* Record list *
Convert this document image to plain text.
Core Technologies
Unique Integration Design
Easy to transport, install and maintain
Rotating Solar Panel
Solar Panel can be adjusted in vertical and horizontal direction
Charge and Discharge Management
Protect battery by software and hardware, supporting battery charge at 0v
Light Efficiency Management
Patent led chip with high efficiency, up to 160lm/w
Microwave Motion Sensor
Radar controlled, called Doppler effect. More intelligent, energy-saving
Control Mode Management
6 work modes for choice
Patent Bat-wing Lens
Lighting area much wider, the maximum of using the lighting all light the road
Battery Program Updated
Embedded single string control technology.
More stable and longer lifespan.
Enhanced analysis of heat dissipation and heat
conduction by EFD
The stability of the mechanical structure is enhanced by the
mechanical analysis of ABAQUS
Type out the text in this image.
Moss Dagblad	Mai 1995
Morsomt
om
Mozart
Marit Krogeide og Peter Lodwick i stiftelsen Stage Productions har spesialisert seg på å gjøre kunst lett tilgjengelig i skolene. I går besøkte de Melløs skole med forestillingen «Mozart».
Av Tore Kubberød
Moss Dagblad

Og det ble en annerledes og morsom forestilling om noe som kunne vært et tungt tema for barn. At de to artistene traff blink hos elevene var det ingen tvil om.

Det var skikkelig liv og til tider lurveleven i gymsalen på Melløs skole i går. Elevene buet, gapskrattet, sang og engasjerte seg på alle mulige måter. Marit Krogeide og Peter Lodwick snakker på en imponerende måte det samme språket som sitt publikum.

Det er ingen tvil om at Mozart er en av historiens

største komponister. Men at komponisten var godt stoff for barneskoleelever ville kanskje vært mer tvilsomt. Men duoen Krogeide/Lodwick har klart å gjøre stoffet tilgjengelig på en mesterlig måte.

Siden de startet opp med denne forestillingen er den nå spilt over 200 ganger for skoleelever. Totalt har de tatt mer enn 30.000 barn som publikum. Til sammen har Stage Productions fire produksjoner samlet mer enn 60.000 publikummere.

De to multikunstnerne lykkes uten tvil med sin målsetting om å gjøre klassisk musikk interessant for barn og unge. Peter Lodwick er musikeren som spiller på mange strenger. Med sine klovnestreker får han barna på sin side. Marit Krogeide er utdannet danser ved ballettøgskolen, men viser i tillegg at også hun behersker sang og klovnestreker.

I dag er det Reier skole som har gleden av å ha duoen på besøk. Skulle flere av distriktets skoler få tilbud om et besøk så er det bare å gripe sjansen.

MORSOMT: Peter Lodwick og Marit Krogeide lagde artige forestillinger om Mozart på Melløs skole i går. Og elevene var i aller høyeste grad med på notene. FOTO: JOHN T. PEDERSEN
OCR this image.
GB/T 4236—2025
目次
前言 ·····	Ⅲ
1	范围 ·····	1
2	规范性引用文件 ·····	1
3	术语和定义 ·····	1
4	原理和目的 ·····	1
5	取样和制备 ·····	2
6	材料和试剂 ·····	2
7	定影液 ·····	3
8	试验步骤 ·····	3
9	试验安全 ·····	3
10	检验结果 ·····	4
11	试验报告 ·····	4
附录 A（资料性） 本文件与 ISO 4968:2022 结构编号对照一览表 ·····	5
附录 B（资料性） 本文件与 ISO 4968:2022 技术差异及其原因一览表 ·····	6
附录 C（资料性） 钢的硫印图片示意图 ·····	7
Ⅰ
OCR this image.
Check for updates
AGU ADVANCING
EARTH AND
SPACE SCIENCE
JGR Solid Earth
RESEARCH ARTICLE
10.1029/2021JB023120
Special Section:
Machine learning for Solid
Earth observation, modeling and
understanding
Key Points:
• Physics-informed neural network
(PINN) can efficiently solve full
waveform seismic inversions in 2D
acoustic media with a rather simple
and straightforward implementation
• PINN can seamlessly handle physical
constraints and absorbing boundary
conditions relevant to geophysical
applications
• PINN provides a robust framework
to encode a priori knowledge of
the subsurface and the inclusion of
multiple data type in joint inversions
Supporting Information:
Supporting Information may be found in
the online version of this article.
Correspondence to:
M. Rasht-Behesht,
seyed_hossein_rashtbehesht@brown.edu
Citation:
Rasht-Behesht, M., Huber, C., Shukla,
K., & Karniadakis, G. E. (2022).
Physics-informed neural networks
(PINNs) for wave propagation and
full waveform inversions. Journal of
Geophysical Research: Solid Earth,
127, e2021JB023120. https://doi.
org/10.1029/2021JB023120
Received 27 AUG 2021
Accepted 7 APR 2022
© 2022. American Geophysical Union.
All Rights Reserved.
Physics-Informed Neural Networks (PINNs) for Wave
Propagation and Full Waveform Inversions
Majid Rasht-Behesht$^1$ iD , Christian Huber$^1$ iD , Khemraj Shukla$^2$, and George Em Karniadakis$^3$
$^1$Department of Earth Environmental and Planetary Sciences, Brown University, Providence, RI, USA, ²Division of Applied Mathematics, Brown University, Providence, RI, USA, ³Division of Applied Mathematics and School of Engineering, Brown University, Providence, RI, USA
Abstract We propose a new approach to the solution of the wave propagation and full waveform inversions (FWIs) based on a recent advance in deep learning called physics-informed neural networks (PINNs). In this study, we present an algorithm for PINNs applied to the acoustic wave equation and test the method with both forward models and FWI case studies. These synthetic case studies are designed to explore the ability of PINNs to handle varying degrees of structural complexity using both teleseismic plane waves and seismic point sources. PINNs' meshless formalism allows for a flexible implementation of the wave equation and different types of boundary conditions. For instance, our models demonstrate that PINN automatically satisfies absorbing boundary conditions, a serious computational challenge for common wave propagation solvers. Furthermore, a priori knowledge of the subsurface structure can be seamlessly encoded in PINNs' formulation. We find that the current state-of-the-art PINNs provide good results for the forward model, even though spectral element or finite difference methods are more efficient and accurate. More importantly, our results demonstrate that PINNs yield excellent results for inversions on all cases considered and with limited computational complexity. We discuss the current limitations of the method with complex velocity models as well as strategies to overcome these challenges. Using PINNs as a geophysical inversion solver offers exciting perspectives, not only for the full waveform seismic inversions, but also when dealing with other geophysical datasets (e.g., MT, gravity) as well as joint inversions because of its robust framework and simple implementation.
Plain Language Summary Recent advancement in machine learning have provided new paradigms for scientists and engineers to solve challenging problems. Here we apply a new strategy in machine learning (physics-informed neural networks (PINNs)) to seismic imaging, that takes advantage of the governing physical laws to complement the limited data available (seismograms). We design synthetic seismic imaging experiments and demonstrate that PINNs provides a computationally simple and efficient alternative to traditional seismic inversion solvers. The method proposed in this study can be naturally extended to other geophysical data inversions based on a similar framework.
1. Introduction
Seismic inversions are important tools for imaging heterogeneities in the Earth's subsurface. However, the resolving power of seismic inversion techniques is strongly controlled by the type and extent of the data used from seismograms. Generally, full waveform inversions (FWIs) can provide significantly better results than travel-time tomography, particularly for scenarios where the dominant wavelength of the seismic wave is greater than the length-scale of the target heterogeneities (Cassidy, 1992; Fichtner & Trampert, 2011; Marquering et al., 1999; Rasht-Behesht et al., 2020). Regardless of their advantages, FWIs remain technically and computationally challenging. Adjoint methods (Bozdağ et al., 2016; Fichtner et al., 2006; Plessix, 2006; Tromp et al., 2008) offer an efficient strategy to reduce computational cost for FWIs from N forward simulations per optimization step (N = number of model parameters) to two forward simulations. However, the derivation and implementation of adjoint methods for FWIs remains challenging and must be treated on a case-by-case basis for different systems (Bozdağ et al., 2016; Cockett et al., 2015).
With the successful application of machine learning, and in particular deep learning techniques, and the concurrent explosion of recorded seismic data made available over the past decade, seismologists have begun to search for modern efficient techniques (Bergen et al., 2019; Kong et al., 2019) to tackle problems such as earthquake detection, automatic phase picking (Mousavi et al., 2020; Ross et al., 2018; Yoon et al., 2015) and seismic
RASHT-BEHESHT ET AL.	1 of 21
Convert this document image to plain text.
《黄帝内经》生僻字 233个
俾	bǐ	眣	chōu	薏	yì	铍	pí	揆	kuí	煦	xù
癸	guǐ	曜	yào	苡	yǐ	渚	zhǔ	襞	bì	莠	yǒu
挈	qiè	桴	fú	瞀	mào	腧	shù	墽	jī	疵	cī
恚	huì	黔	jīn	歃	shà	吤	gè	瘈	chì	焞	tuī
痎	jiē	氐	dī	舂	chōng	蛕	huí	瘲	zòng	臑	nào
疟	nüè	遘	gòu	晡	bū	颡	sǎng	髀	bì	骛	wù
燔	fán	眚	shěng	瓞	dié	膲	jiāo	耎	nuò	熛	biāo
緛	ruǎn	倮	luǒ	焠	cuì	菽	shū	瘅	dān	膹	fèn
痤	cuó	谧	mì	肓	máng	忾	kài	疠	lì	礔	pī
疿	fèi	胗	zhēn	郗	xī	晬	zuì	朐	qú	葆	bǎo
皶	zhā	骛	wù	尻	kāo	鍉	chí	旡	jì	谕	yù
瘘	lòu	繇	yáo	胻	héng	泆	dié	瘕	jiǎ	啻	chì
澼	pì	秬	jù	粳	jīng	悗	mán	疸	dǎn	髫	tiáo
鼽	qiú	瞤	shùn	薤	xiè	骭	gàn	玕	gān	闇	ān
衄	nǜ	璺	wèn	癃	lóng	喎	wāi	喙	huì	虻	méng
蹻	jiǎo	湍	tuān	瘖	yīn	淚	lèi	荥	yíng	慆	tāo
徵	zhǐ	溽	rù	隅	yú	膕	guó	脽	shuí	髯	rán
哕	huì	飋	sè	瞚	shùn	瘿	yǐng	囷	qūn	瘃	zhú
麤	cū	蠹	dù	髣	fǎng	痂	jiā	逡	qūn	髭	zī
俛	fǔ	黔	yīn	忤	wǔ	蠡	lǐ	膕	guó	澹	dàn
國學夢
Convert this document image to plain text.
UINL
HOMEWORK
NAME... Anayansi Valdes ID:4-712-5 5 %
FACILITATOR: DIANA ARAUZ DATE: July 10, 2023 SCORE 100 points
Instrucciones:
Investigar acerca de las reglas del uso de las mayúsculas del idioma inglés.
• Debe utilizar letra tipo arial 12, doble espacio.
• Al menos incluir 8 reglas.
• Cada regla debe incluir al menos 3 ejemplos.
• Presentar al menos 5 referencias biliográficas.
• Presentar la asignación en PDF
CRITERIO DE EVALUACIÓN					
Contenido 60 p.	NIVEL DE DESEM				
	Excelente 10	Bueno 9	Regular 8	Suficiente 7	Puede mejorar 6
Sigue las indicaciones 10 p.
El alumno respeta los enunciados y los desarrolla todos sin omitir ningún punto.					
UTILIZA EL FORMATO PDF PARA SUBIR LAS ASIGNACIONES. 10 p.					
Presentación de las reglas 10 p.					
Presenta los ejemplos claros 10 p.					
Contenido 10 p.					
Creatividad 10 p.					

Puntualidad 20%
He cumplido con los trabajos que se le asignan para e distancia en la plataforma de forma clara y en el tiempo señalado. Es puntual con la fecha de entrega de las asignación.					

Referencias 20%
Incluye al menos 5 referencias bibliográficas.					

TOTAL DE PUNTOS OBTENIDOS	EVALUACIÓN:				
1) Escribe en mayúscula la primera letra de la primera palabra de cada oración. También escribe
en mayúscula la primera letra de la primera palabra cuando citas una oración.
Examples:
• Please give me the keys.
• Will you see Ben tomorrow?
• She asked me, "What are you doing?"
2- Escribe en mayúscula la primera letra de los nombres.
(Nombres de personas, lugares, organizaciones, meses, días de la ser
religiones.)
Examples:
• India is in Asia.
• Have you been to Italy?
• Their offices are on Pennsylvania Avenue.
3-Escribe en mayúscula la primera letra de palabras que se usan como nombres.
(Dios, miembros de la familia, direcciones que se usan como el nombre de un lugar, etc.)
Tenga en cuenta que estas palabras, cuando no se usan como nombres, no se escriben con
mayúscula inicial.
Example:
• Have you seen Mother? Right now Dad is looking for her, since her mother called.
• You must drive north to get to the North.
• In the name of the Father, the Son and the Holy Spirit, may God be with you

* Your task *
Pull out each line of the listing that holds the string "Solar".

* Exercise output *
Rotating Solar Panel
Solar Panel can be adjusted in vertical and horizontal direction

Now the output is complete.